• **What you have to do**:
Select all lines holding the word "xlabel" from the entries that follow.

• **The input**:
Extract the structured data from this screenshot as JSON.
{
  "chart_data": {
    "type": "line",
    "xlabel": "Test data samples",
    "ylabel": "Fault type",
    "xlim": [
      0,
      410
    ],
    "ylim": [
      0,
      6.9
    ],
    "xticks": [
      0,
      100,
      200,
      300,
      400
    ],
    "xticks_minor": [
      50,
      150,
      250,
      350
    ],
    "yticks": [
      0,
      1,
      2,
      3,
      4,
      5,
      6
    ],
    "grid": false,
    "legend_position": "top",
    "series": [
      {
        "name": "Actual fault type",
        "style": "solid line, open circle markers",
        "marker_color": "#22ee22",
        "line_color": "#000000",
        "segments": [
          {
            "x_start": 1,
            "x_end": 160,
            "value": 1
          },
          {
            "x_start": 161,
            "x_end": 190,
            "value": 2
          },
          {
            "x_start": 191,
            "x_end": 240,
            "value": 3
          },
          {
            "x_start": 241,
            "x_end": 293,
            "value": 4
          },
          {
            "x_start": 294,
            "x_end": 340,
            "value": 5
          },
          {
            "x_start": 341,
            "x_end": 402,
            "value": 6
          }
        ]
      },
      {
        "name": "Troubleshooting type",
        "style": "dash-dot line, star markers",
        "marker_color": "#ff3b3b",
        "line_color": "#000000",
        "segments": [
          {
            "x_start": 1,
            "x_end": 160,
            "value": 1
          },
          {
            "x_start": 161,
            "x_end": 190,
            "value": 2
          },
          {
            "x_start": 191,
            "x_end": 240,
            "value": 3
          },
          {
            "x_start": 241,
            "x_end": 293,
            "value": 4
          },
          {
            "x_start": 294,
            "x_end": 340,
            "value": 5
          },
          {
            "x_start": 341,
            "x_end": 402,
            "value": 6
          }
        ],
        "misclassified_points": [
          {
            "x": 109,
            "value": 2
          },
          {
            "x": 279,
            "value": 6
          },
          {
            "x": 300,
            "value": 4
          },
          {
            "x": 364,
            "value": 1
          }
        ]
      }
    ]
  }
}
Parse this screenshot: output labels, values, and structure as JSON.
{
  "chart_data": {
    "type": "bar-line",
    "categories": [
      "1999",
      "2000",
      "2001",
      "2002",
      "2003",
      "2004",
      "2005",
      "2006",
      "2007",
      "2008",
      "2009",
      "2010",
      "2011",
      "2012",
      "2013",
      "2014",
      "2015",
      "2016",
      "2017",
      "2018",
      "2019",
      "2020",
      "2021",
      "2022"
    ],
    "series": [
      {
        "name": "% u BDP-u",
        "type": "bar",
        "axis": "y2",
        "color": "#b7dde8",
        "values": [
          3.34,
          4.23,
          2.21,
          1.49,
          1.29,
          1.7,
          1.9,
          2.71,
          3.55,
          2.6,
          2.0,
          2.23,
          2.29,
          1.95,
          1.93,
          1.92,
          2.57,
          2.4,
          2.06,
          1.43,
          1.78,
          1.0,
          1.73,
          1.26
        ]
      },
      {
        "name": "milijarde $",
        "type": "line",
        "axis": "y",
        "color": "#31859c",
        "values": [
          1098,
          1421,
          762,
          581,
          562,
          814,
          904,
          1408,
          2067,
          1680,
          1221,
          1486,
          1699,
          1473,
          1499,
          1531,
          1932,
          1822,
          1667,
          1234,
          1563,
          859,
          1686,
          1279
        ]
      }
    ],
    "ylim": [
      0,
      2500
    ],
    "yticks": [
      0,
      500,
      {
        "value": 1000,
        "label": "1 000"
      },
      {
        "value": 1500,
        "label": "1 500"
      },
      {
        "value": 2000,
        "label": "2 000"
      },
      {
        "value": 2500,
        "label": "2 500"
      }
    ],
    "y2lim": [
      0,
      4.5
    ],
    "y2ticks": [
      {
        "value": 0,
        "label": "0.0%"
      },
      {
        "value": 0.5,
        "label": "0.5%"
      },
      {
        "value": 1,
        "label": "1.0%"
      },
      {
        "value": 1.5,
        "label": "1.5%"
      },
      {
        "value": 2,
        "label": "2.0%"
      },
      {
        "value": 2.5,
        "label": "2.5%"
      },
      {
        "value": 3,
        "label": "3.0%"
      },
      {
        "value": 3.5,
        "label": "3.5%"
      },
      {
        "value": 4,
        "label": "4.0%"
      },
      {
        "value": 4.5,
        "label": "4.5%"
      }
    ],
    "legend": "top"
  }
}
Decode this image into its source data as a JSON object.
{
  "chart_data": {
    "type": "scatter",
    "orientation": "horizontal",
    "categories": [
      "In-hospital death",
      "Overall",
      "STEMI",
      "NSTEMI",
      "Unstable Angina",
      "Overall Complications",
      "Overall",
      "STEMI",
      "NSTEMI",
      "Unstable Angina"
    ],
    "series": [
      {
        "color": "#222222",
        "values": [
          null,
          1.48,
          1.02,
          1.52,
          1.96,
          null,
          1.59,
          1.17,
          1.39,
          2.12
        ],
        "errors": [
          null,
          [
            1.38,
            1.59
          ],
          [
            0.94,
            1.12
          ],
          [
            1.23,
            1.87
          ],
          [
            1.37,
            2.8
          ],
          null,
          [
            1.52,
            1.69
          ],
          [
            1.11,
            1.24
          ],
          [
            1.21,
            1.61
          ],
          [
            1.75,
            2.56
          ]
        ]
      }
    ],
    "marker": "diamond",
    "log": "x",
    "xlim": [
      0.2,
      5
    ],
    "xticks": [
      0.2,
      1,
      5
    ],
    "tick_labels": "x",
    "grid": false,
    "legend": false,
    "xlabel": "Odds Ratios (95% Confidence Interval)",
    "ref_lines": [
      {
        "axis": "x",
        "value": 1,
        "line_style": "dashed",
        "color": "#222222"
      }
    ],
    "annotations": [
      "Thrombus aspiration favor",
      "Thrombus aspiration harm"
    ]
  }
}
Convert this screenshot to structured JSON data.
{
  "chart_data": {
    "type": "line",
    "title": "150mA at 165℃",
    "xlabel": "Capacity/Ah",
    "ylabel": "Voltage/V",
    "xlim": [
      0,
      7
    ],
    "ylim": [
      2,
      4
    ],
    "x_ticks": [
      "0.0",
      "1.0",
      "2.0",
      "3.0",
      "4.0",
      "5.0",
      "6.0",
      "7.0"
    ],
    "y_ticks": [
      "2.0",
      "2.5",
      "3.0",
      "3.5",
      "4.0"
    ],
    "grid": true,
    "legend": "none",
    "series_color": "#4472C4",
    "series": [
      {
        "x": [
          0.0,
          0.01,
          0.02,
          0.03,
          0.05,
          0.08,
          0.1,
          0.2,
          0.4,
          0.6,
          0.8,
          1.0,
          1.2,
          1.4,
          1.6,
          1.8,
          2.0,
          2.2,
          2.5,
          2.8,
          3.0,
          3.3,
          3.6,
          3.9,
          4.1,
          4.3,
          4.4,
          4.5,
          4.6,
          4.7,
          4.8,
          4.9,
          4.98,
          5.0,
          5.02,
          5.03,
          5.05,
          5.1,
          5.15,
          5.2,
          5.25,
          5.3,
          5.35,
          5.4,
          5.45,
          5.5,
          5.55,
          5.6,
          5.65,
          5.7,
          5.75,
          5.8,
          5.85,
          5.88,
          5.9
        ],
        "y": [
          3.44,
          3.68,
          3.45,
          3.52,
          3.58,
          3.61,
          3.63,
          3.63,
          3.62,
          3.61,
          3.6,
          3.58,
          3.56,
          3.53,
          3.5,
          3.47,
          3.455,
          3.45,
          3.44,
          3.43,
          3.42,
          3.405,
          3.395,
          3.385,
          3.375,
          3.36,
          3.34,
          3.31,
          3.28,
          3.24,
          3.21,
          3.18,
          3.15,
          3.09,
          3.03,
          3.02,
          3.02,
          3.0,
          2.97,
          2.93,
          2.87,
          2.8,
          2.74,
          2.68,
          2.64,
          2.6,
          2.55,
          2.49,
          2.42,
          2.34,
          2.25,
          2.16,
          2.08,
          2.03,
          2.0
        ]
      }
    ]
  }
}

• **Exercise answer**:
    "xlabel": "Test data samples",
    "xlabel": "Odds Ratios (95% Confidence Interval)",
    "xlabel": "Capacity/Ah",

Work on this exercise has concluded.